* **RECORDS TO PROCESS**

^^^^^^^^

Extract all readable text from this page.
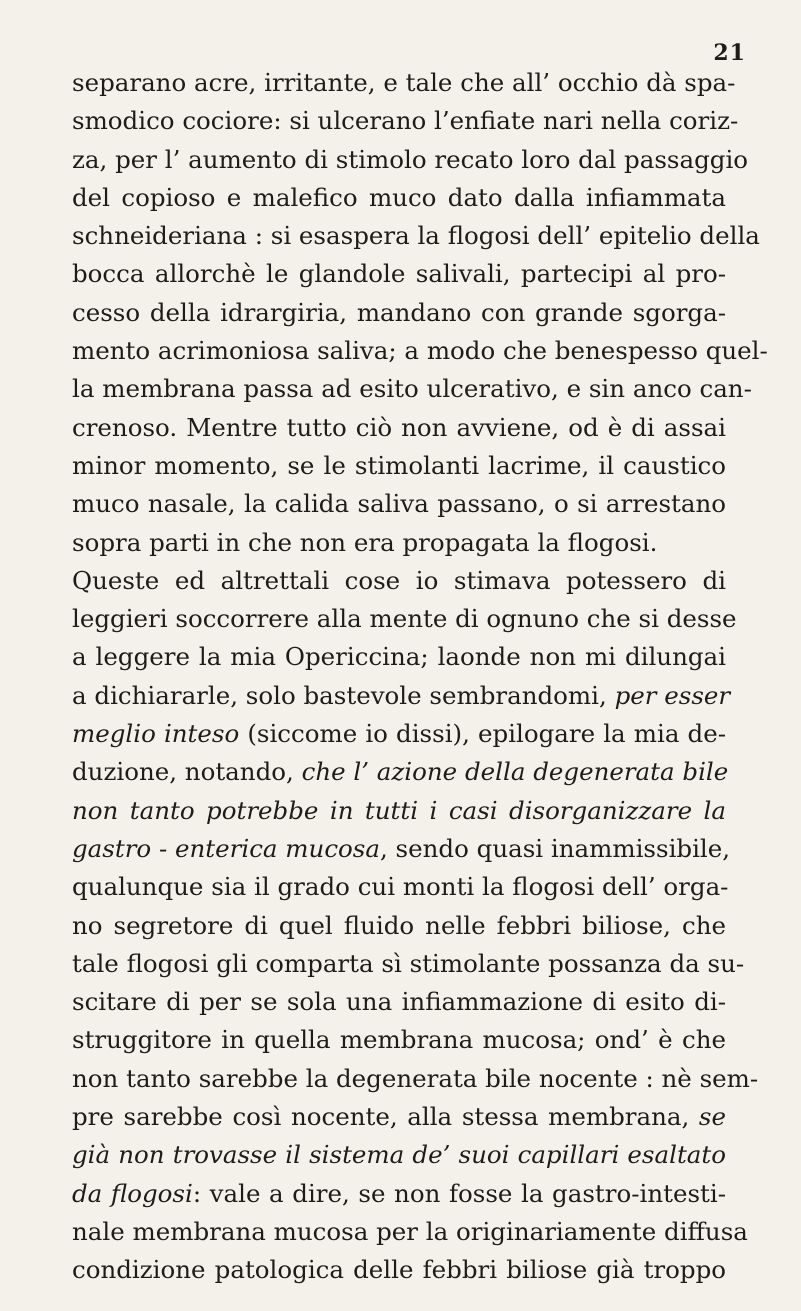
21
separano acre, irritante, e tale che all’ occhio dà spa-
smodico cociore: si ulcerano l’enfiate nari nella coriz-
za, per l’ aumento di stimolo recato loro dal passaggio
del copioso e malefico muco dato dalla infiammata
schneideriana : si esaspera la flogosi dell’ epitelio della
bocca allorchè le glandole salivali, partecipi al pro-
cesso della idrargiria, mandano con grande sgorga-
mento acrimoniosa saliva; a modo che benespesso quel-
la membrana passa ad esito ulcerativo, e sin anco can-
crenoso. Mentre tutto ciò non avviene, od è di assai
minor momento, se le stimolanti lacrime, il caustico
muco nasale, la calida saliva passano, o si arrestano
sopra parti in che non era propagata la flogosi.
Queste ed altrettali cose io stimava potessero di
leggieri soccorrere alla mente di ognuno che si desse
a leggere la mia Opericcina; laonde non mi dilungai
a dichiararle, solo bastevole sembrandomi, per esser
meglio inteso (siccome io dissi), epilogare la mia de-
duzione, notando, che l’ azione della degenerata bile
non tanto potrebbe in tutti i casi disorganizzare la
gastro - enterica mucosa, sendo quasi inammissibile,
qualunque sia il grado cui monti la flogosi dell’ orga-
no segretore di quel fluido nelle febbri biliose, che
tale flogosi gli comparta sì stimolante possanza da su-
scitare di per se sola una infiammazione di esito di-
struggitore in quella membrana mucosa; ond’ è che
non tanto sarebbe la degenerata bile nocente : nè sem-
pre sarebbe così nocente, alla stessa membrana, se
già non trovasse il sistema de’ suoi capillari esaltato
da flogosi: vale a dire, se non fosse la gastro-intesti-
nale membrana mucosa per la originariamente diffusa
condizione patologica delle febbri biliose già troppo
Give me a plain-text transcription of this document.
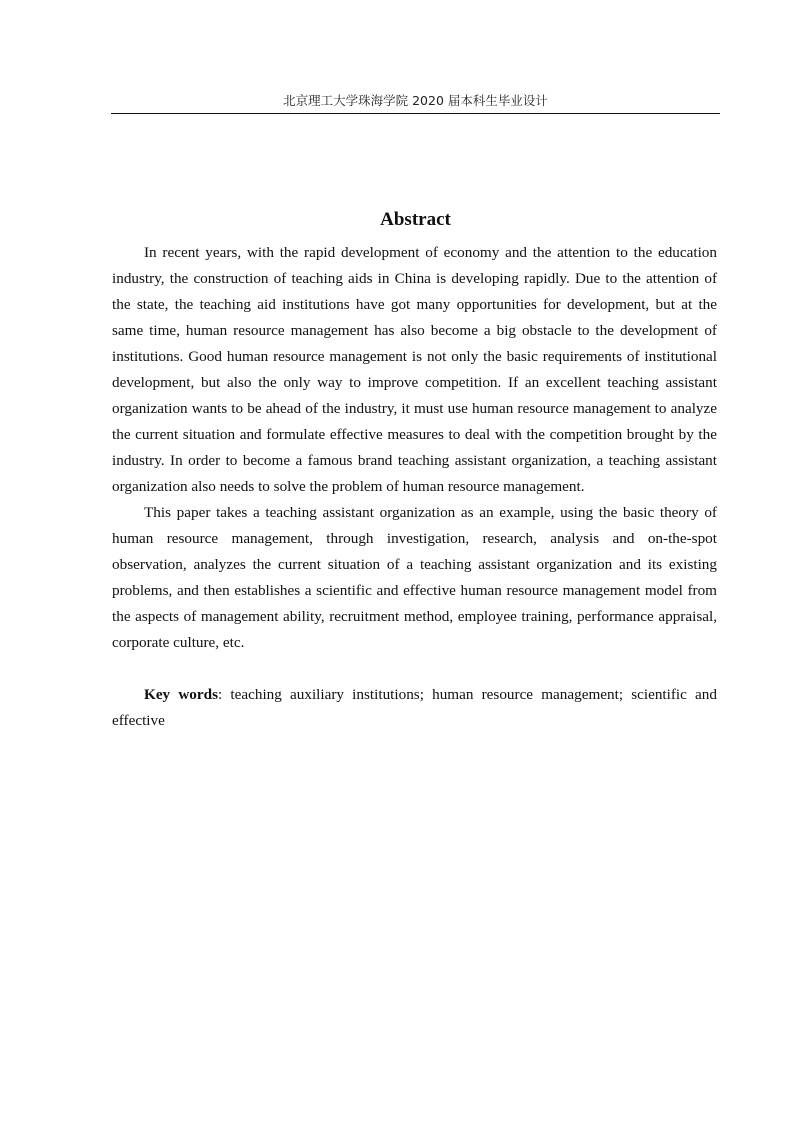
北京理工大学珠海学院 2020 届本科生毕业设计
Abstract

In recent years, with the rapid development of economy and the attention to the education industry, the construction of teaching aids in China is developing rapidly. Due to the attention of the state, the teaching aid institutions have got many opportunities for development, but at the same time, human resource management has also become a big obstacle to the development of institutions. Good human resource management is not only the basic requirements of institutional development, but also the only way to improve competition. If an excellent teaching assistant organization wants to be ahead of the industry, it must use human resource management to analyze the current situation and formulate effective measures to deal with the competition brought by the industry. In order to become a famous brand teaching assistant organization, a teaching assistant organization also needs to solve the problem of human resource management.

This paper takes a teaching assistant organization as an example, using the basic theory of human resource management, through investigation, research, analysis and on-the-spot observation, analyzes the current situation of a teaching assistant organization and its existing problems, and then establishes a scientific and effective human resource management model from the aspects of management ability, recruitment method, employee training, performance appraisal, corporate culture, etc.

Key words: teaching auxiliary institutions; human resource management; scientific and effective
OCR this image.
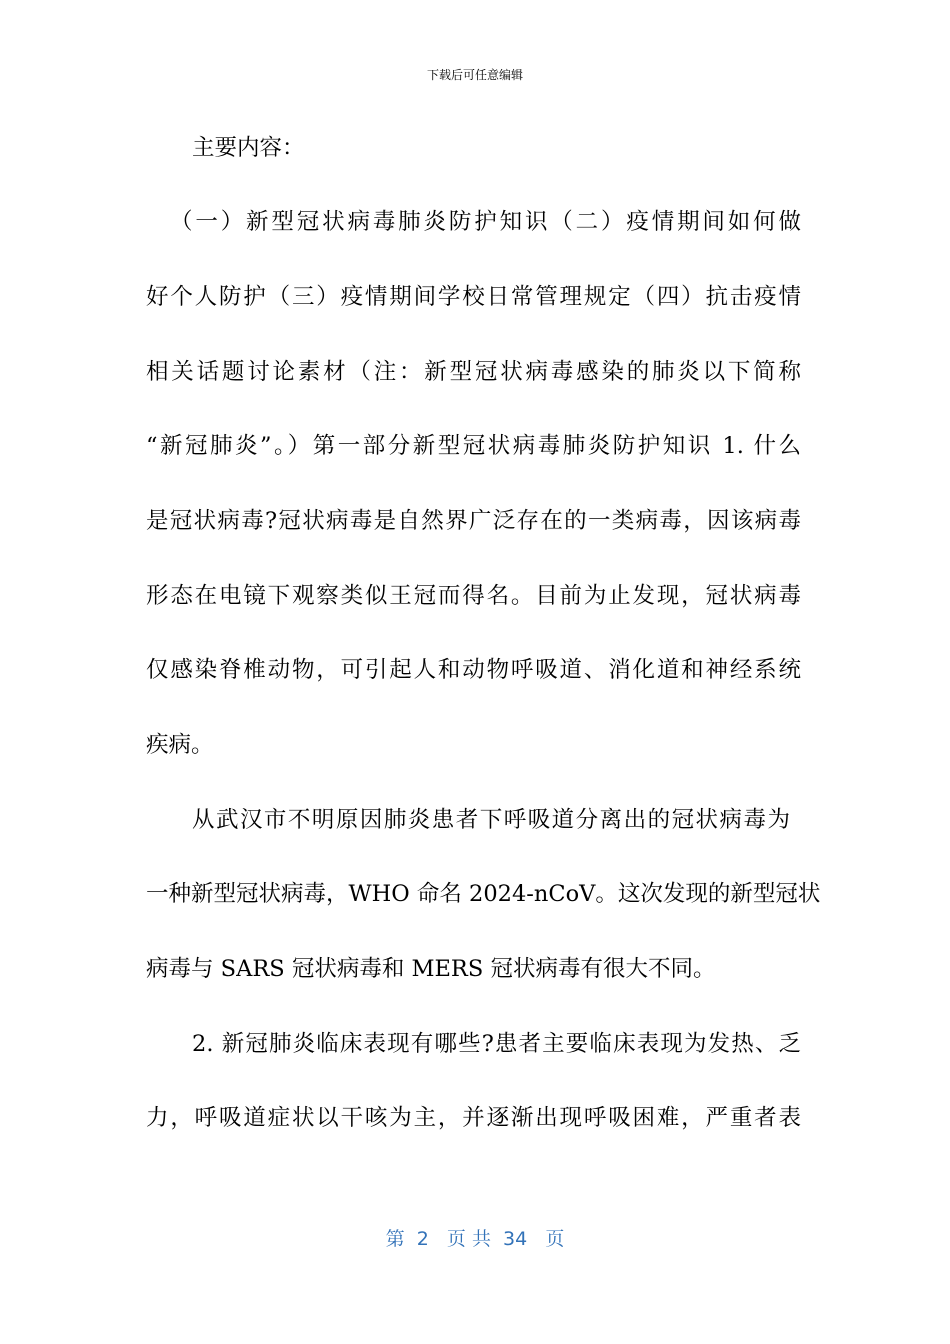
下载后可任意编辑
主要内容：
（一）新型冠状病毒肺炎防护知识（二）疫情期间如何做
好个人防护（三）疫情期间学校日常管理规定（四）抗击疫情
相关话题讨论素材（注：新型冠状病毒感染的肺炎以下简称
“新冠肺炎”。）第一部分新型冠状病毒肺炎防护知识 1. 什么
是冠状病毒?冠状病毒是自然界广泛存在的一类病毒，因该病毒
形态在电镜下观察类似王冠而得名。目前为止发现，冠状病毒
仅感染脊椎动物，可引起人和动物呼吸道、消化道和神经系统
疾病。
从武汉市不明原因肺炎患者下呼吸道分离出的冠状病毒为
一种新型冠状病毒，WHO 命名 2024-nCoV。这次发现的新型冠状
病毒与 SARS 冠状病毒和 MERS 冠状病毒有很大不同。
2. 新冠肺炎临床表现有哪些?患者主要临床表现为发热、乏
力，呼吸道症状以干咳为主，并逐渐出现呼吸困难，严重者表
第  2   页 共  34   页
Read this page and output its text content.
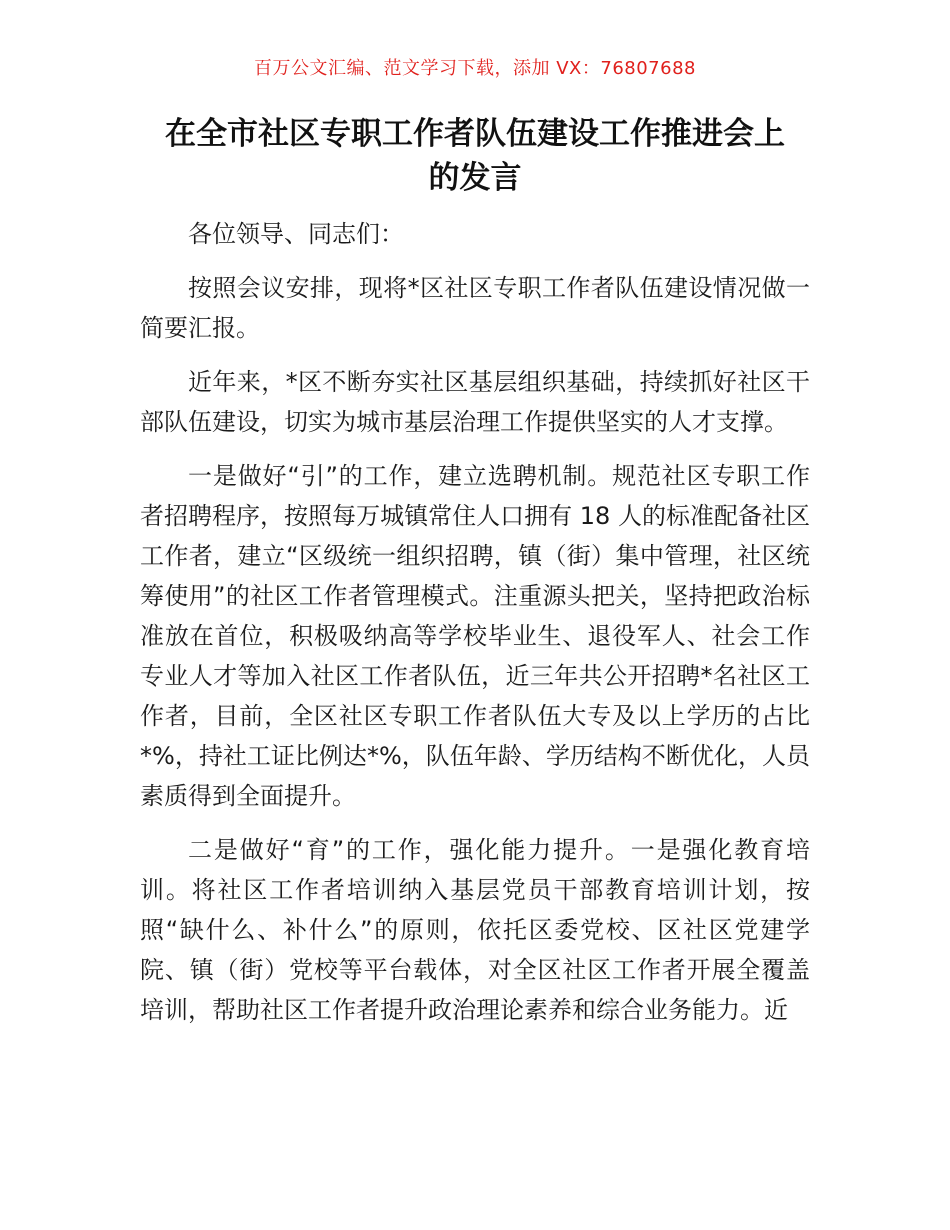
百万公文汇编、范文学习下载，添加 VX：76807688
在全市社区专职工作者队伍建设工作推进会上
的发言

各位领导、同志们：

按照会议安排，现将*区社区专职工作者队伍建设情况做一简要汇报。

近年来，*区不断夯实社区基层组织基础，持续抓好社区干部队伍建设，切实为城市基层治理工作提供坚实的人才支撑。

一是做好“引”的工作，建立选聘机制。规范社区专职工作者招聘程序，按照每万城镇常住人口拥有 18 人的标准配备社区工作者，建立“区级统一组织招聘，镇（街）集中管理，社区统筹使用”的社区工作者管理模式。注重源头把关，坚持把政治标准放在首位，积极吸纳高等学校毕业生、退役军人、社会工作专业人才等加入社区工作者队伍，近三年共公开招聘*名社区工作者，目前，全区社区专职工作者队伍大专及以上学历的占比*%，持社工证比例达*%，队伍年龄、学历结构不断优化，人员素质得到全面提升。

二是做好“育”的工作，强化能力提升。一是强化教育培训。将社区工作者培训纳入基层党员干部教育培训计划，按照“缺什么、补什么”的原则，依托区委党校、区社区党建学院、镇（街）党校等平台载体，对全区社区工作者开展全覆盖培训，帮助社区工作者提升政治理论素养和综合业务能力。近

^^^^^^^^

* **TASK DIRECTIONS**
Find every line in the listing that holds the string "page", then say how many there are as a bare number.

* **THE ANSWER**
2